_DATA RECORDS_
************

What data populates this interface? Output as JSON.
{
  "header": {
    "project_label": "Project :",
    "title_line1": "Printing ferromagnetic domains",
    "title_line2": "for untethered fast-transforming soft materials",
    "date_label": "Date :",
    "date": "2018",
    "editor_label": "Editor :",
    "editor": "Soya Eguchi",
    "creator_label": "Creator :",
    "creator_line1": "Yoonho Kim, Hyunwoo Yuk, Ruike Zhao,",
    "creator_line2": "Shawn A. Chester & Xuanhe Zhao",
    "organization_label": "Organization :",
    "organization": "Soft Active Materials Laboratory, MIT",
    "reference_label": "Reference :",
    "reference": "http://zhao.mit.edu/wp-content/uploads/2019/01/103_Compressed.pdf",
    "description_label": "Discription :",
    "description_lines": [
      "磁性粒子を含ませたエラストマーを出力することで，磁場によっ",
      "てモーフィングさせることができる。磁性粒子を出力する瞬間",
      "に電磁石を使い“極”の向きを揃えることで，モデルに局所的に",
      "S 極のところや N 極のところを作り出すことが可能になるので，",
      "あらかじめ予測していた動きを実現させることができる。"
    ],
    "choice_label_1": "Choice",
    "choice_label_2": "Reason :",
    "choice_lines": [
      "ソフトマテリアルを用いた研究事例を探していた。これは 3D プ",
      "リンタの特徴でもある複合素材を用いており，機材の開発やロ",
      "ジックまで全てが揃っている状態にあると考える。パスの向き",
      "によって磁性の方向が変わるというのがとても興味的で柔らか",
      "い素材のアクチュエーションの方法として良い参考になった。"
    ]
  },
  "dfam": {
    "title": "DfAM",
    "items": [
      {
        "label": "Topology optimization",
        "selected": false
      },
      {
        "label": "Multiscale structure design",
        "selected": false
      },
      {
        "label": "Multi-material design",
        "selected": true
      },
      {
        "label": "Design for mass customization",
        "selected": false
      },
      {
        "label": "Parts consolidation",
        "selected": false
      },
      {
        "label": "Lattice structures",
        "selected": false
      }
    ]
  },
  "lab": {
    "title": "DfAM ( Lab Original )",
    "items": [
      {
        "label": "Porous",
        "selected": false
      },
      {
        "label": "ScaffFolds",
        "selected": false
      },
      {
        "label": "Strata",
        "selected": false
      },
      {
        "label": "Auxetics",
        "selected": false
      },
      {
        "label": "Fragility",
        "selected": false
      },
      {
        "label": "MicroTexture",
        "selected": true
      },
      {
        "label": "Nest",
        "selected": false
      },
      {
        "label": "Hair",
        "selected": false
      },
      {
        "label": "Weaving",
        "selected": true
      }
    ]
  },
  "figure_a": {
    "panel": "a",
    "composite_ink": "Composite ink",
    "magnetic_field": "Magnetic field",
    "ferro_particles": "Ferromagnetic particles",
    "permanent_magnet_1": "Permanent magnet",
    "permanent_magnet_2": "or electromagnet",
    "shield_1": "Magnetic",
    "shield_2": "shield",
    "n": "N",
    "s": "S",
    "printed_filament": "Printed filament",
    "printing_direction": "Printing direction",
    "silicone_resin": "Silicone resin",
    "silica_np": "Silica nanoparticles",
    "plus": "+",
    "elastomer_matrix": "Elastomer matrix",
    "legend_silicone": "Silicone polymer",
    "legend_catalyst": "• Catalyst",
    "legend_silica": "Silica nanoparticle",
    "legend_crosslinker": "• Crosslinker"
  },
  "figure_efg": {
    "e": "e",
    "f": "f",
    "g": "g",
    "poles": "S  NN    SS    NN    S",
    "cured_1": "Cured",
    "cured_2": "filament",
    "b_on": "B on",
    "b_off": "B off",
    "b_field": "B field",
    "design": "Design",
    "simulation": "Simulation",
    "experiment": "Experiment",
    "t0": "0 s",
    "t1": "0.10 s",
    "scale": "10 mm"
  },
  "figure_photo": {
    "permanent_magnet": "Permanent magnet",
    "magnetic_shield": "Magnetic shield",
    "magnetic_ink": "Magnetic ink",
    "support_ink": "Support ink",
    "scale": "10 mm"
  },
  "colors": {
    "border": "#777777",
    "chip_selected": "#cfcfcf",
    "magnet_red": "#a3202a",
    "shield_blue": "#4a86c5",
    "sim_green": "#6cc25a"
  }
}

************

_WHAT THE TASK ASKS_
From the entries, report each line that includes the word "field".

_EXPECTED OUTPUT_
    "magnetic_field": "Magnetic field",
    "b_field": "B field",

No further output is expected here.